Omit the pictures and return every entry exactly as written.
============================================================
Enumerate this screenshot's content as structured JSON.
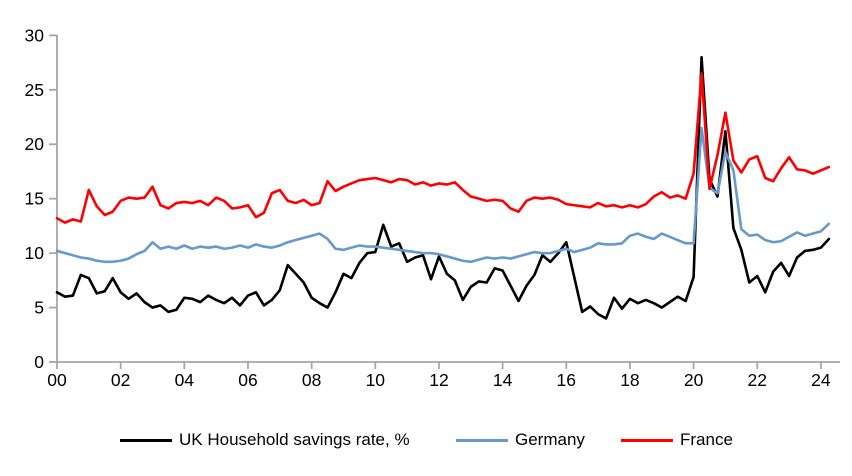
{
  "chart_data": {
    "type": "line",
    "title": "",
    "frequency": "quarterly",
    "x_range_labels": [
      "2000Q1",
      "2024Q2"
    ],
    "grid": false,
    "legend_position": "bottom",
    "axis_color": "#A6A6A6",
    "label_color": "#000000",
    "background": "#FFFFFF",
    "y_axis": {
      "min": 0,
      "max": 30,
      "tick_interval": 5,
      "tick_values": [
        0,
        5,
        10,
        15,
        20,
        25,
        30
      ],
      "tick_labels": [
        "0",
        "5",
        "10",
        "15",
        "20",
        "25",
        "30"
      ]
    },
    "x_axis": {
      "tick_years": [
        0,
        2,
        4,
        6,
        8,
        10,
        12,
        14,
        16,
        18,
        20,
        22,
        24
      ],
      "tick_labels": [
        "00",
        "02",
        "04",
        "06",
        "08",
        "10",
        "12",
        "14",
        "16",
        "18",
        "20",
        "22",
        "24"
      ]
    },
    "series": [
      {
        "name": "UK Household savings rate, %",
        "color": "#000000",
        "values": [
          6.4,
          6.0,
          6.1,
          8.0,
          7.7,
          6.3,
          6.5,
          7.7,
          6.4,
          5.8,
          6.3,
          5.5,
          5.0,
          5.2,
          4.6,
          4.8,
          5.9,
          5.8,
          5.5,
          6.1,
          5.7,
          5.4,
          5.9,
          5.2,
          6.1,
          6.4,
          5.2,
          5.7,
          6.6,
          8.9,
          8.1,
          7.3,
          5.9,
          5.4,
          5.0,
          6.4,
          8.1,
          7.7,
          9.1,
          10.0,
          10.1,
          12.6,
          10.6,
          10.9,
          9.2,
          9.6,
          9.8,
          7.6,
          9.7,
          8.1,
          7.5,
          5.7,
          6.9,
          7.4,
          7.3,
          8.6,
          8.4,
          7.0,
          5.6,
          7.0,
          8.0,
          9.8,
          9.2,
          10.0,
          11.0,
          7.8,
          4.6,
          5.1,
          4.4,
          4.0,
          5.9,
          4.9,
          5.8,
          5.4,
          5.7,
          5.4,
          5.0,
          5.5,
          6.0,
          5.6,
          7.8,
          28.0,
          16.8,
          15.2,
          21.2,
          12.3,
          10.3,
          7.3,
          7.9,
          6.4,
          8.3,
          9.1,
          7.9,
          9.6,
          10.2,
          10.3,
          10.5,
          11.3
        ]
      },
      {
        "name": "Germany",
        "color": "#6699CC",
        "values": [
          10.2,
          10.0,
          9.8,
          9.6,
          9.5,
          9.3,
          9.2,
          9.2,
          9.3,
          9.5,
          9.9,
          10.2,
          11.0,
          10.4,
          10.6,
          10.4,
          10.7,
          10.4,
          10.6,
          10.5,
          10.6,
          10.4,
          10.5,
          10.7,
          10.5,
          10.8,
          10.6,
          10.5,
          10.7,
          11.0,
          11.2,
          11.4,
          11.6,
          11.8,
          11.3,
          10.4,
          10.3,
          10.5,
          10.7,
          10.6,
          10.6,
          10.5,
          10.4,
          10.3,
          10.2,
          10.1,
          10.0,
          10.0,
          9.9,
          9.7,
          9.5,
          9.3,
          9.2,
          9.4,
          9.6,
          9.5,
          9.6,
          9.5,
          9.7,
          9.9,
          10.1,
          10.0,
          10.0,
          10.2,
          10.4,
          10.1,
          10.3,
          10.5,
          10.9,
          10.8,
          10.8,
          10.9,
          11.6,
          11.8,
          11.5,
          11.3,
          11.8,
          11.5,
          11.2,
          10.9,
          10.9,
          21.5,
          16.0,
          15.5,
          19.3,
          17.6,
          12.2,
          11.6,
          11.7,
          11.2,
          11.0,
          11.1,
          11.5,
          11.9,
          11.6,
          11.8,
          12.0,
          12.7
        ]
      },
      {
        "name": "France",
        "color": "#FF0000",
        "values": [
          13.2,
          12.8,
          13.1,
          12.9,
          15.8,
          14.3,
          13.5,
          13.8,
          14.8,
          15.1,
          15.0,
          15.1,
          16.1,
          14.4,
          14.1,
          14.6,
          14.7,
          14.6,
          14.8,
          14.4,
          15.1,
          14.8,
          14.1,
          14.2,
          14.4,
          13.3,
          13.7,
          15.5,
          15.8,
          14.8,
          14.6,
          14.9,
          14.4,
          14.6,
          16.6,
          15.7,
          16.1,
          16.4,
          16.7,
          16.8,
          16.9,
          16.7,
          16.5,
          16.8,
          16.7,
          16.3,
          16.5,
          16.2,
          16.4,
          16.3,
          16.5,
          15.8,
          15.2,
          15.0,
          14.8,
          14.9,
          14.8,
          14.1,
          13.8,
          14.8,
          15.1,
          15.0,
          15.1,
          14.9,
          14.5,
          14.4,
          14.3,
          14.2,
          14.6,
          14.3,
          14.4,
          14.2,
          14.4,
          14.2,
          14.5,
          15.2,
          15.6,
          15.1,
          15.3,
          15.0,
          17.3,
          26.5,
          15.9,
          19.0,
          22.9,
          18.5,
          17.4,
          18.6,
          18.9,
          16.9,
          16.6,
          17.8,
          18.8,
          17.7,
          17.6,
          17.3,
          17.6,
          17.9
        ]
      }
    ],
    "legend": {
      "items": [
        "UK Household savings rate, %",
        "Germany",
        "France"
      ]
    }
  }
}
============================================================
OUTPUT BELOW:
Enumerate this screenshot's content as structured JSON.
{
  "chart_data": {
    "type": "line",
    "title": "",
    "frequency": "quarterly",
    "x_range_labels": [
      "2000Q1",
      "2024Q2"
    ],
    "grid": false,
    "legend_position": "bottom",
    "axis_color": "#A6A6A6",
    "label_color": "#000000",
    "background": "#FFFFFF",
    "y_axis": {
      "min": 0,
      "max": 30,
      "tick_interval": 5,
      "tick_values": [
        0,
        5,
        10,
        15,
        20,
        25,
        30
      ],
      "tick_labels": [
        "0",
        "5",
        "10",
        "15",
        "20",
        "25",
        "30"
      ]
    },
    "x_axis": {
      "tick_years": [
        0,
        2,
        4,
        6,
        8,
        10,
        12,
        14,
        16,
        18,
        20,
        22,
        24
      ],
      "tick_labels": [
        "00",
        "02",
        "04",
        "06",
        "08",
        "10",
        "12",
        "14",
        "16",
        "18",
        "20",
        "22",
        "24"
      ]
    },
    "series": [
      {
        "name": "UK Household savings rate, %",
        "color": "#000000",
        "values": [
          6.4,
          6.0,
          6.1,
          8.0,
          7.7,
          6.3,
          6.5,
          7.7,
          6.4,
          5.8,
          6.3,
          5.5,
          5.0,
          5.2,
          4.6,
          4.8,
          5.9,
          5.8,
          5.5,
          6.1,
          5.7,
          5.4,
          5.9,
          5.2,
          6.1,
          6.4,
          5.2,
          5.7,
          6.6,
          8.9,
          8.1,
          7.3,
          5.9,
          5.4,
          5.0,
          6.4,
          8.1,
          7.7,
          9.1,
          10.0,
          10.1,
          12.6,
          10.6,
          10.9,
          9.2,
          9.6,
          9.8,
          7.6,
          9.7,
          8.1,
          7.5,
          5.7,
          6.9,
          7.4,
          7.3,
          8.6,
          8.4,
          7.0,
          5.6,
          7.0,
          8.0,
          9.8,
          9.2,
          10.0,
          11.0,
          7.8,
          4.6,
          5.1,
          4.4,
          4.0,
          5.9,
          4.9,
          5.8,
          5.4,
          5.7,
          5.4,
          5.0,
          5.5,
          6.0,
          5.6,
          7.8,
          28.0,
          16.8,
          15.2,
          21.2,
          12.3,
          10.3,
          7.3,
          7.9,
          6.4,
          8.3,
          9.1,
          7.9,
          9.6,
          10.2,
          10.3,
          10.5,
          11.3
        ]
      },
      {
        "name": "Germany",
        "color": "#6699CC",
        "values": [
          10.2,
          10.0,
          9.8,
          9.6,
          9.5,
          9.3,
          9.2,
          9.2,
          9.3,
          9.5,
          9.9,
          10.2,
          11.0,
          10.4,
          10.6,
          10.4,
          10.7,
          10.4,
          10.6,
          10.5,
          10.6,
          10.4,
          10.5,
          10.7,
          10.5,
          10.8,
          10.6,
          10.5,
          10.7,
          11.0,
          11.2,
          11.4,
          11.6,
          11.8,
          11.3,
          10.4,
          10.3,
          10.5,
          10.7,
          10.6,
          10.6,
          10.5,
          10.4,
          10.3,
          10.2,
          10.1,
          10.0,
          10.0,
          9.9,
          9.7,
          9.5,
          9.3,
          9.2,
          9.4,
          9.6,
          9.5,
          9.6,
          9.5,
          9.7,
          9.9,
          10.1,
          10.0,
          10.0,
          10.2,
          10.4,
          10.1,
          10.3,
          10.5,
          10.9,
          10.8,
          10.8,
          10.9,
          11.6,
          11.8,
          11.5,
          11.3,
          11.8,
          11.5,
          11.2,
          10.9,
          10.9,
          21.5,
          16.0,
          15.5,
          19.3,
          17.6,
          12.2,
          11.6,
          11.7,
          11.2,
          11.0,
          11.1,
          11.5,
          11.9,
          11.6,
          11.8,
          12.0,
          12.7
        ]
      },
      {
        "name": "France",
        "color": "#FF0000",
        "values": [
          13.2,
          12.8,
          13.1,
          12.9,
          15.8,
          14.3,
          13.5,
          13.8,
          14.8,
          15.1,
          15.0,
          15.1,
          16.1,
          14.4,
          14.1,
          14.6,
          14.7,
          14.6,
          14.8,
          14.4,
          15.1,
          14.8,
          14.1,
          14.2,
          14.4,
          13.3,
          13.7,
          15.5,
          15.8,
          14.8,
          14.6,
          14.9,
          14.4,
          14.6,
          16.6,
          15.7,
          16.1,
          16.4,
          16.7,
          16.8,
          16.9,
          16.7,
          16.5,
          16.8,
          16.7,
          16.3,
          16.5,
          16.2,
          16.4,
          16.3,
          16.5,
          15.8,
          15.2,
          15.0,
          14.8,
          14.9,
          14.8,
          14.1,
          13.8,
          14.8,
          15.1,
          15.0,
          15.1,
          14.9,
          14.5,
          14.4,
          14.3,
          14.2,
          14.6,
          14.3,
          14.4,
          14.2,
          14.4,
          14.2,
          14.5,
          15.2,
          15.6,
          15.1,
          15.3,
          15.0,
          17.3,
          26.5,
          15.9,
          19.0,
          22.9,
          18.5,
          17.4,
          18.6,
          18.9,
          16.9,
          16.6,
          17.8,
          18.8,
          17.7,
          17.6,
          17.3,
          17.6,
          17.9
        ]
      }
    ],
    "legend": {
      "items": [
        "UK Household savings rate, %",
        "Germany",
        "France"
      ]
    }
  }
}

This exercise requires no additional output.